__AIM__: Work out how many lines of the listing hold "label", then state only that count.

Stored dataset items
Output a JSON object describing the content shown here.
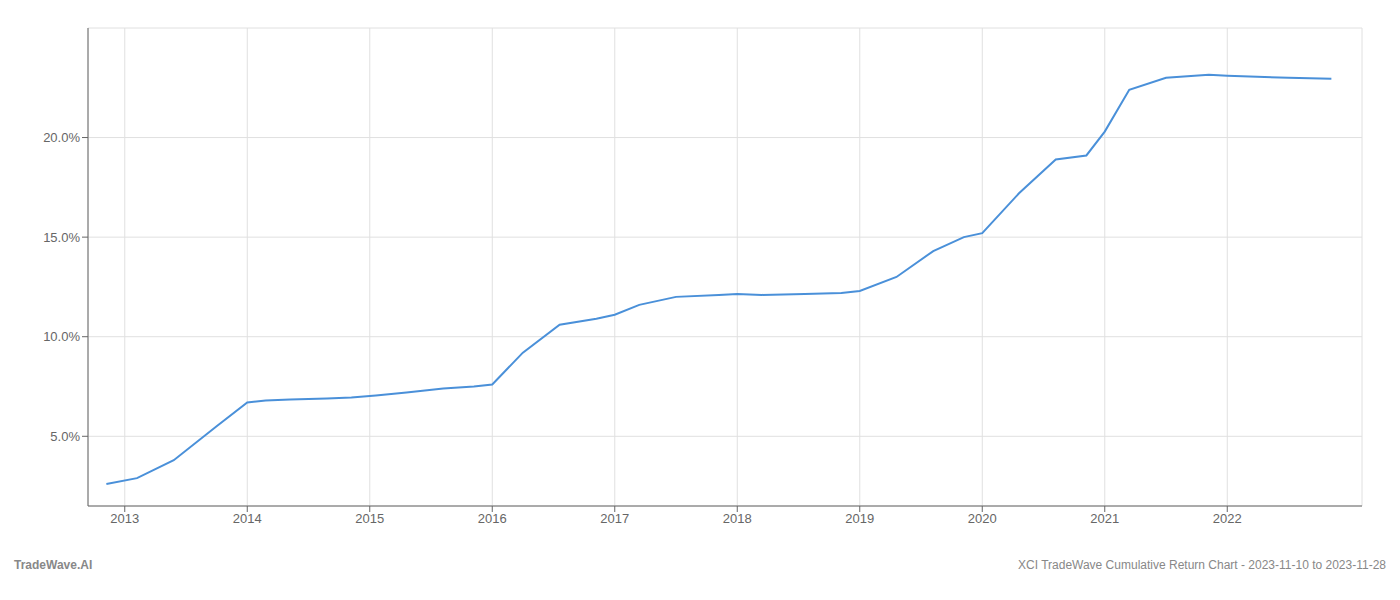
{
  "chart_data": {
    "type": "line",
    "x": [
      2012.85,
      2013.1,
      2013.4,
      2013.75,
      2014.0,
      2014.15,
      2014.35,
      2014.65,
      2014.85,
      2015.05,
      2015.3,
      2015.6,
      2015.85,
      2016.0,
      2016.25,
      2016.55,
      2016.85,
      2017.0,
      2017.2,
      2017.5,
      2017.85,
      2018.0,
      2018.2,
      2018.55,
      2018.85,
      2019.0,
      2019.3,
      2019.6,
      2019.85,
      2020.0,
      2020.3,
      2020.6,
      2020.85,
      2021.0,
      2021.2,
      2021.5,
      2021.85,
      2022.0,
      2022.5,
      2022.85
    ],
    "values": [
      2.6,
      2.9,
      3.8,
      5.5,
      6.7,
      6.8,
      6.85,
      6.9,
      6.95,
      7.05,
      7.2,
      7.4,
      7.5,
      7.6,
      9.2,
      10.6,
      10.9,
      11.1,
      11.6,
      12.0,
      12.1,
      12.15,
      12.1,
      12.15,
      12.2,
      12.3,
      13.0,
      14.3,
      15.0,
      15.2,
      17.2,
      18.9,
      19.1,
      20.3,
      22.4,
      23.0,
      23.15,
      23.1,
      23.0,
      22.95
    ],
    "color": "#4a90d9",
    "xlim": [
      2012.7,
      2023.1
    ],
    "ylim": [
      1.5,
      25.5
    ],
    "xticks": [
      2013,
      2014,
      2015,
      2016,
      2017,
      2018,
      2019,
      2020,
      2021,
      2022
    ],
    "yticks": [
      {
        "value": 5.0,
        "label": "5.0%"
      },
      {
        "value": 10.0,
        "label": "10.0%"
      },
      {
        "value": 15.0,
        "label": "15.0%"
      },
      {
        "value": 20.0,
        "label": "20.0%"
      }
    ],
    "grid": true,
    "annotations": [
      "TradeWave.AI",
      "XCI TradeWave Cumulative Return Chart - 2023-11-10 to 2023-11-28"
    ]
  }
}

...

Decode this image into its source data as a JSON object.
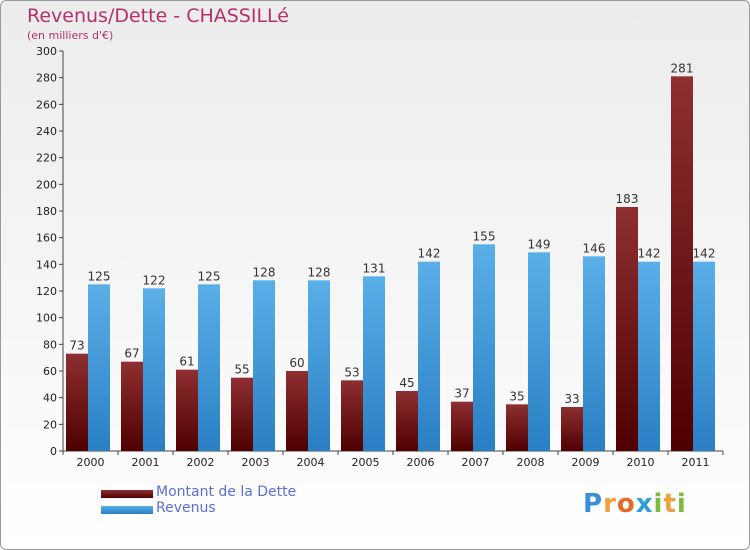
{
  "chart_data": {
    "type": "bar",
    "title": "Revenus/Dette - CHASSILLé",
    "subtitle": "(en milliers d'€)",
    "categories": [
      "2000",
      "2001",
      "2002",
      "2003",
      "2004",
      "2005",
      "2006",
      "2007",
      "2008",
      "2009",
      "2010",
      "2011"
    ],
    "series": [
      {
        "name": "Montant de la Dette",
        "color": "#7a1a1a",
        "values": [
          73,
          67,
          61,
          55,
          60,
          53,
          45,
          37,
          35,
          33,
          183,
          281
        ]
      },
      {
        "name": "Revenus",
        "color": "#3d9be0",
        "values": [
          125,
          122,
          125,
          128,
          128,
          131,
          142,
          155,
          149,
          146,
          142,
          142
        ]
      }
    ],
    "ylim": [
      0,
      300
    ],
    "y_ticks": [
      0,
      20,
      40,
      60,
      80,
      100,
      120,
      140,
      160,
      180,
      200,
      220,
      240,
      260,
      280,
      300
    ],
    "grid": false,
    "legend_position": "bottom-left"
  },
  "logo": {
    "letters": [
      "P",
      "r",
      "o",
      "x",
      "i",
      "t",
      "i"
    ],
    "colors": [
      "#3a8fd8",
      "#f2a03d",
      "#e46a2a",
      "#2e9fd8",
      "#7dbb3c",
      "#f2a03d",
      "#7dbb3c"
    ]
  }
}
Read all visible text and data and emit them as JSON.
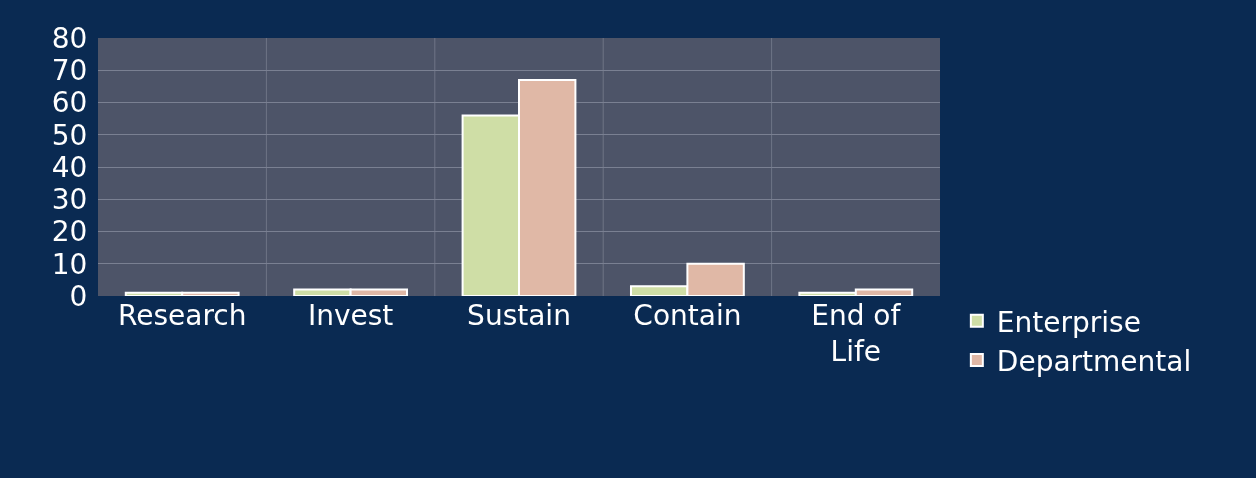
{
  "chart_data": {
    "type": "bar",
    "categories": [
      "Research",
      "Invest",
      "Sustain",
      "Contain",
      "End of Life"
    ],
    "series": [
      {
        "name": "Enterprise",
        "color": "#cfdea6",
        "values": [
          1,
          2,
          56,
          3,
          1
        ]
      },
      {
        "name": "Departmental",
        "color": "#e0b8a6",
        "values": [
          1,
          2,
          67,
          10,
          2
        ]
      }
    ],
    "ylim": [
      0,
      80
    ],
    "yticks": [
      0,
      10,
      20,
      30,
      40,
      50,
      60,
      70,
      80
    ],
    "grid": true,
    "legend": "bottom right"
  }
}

__REPLY__: 4